SUPPLIED MATERIAL =
^^^^^^^^
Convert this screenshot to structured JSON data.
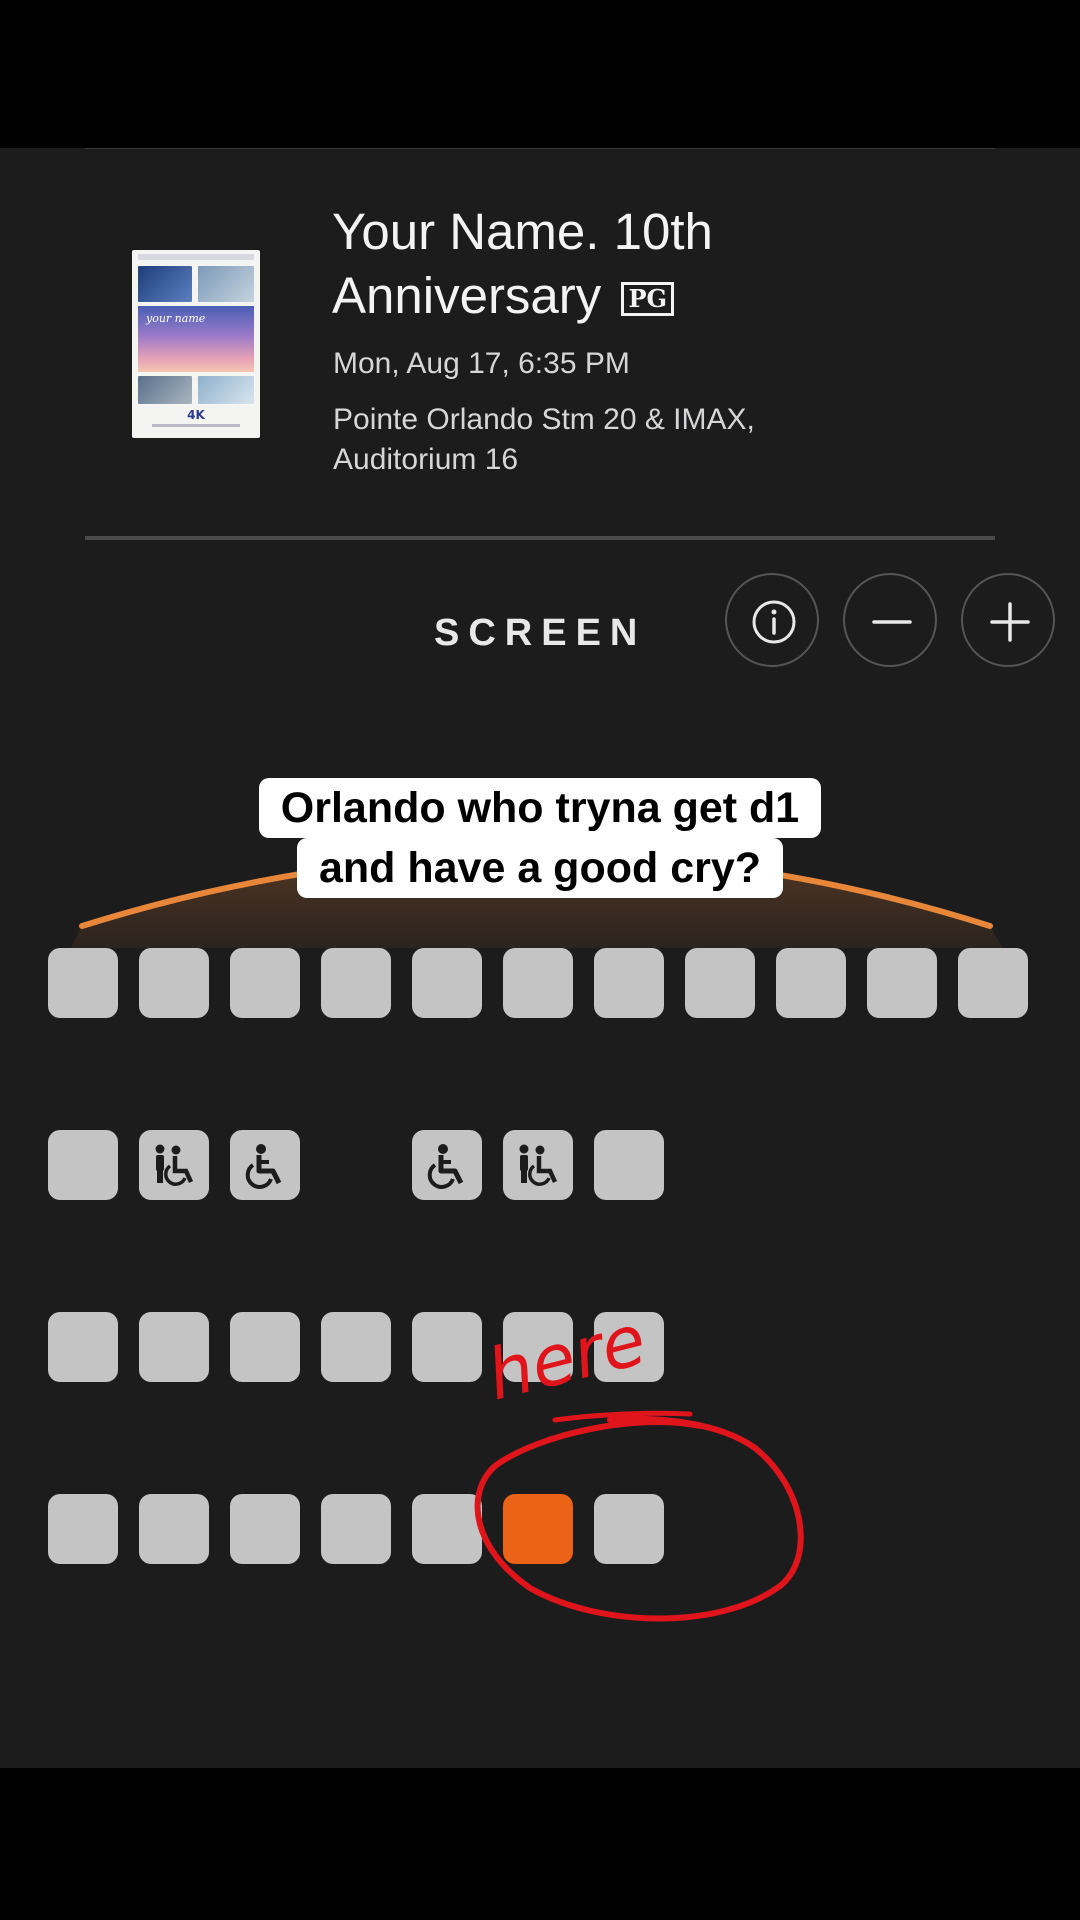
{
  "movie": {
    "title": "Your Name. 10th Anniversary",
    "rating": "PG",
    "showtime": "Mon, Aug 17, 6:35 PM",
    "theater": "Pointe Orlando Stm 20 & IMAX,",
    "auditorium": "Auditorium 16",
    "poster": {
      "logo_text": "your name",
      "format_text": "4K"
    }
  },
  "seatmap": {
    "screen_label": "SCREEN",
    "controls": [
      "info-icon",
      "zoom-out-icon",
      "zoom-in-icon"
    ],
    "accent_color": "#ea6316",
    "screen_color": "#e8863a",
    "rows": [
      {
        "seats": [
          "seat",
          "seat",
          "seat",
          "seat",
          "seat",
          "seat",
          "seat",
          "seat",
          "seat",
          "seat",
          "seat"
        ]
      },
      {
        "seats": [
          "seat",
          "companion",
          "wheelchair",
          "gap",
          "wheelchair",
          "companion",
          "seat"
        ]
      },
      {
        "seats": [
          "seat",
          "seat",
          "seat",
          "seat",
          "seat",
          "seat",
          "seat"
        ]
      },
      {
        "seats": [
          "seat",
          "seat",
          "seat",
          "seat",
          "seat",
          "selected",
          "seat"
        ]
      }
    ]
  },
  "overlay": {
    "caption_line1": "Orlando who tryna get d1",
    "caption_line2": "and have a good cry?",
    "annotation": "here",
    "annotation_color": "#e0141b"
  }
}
^^^^^^^^
THE REQUEST = Any pictures should be dropped; transcribe the rest of the records above exactly.

SOLUTION BELOW =
Convert this screenshot to structured JSON data.
{
  "movie": {
    "title": "Your Name. 10th Anniversary",
    "rating": "PG",
    "showtime": "Mon, Aug 17, 6:35 PM",
    "theater": "Pointe Orlando Stm 20 & IMAX,",
    "auditorium": "Auditorium 16",
    "poster": {
      "logo_text": "your name",
      "format_text": "4K"
    }
  },
  "seatmap": {
    "screen_label": "SCREEN",
    "controls": [
      "info-icon",
      "zoom-out-icon",
      "zoom-in-icon"
    ],
    "accent_color": "#ea6316",
    "screen_color": "#e8863a",
    "rows": [
      {
        "seats": [
          "seat",
          "seat",
          "seat",
          "seat",
          "seat",
          "seat",
          "seat",
          "seat",
          "seat",
          "seat",
          "seat"
        ]
      },
      {
        "seats": [
          "seat",
          "companion",
          "wheelchair",
          "gap",
          "wheelchair",
          "companion",
          "seat"
        ]
      },
      {
        "seats": [
          "seat",
          "seat",
          "seat",
          "seat",
          "seat",
          "seat",
          "seat"
        ]
      },
      {
        "seats": [
          "seat",
          "seat",
          "seat",
          "seat",
          "seat",
          "selected",
          "seat"
        ]
      }
    ]
  },
  "overlay": {
    "caption_line1": "Orlando who tryna get d1",
    "caption_line2": "and have a good cry?",
    "annotation": "here",
    "annotation_color": "#e0141b"
  }
}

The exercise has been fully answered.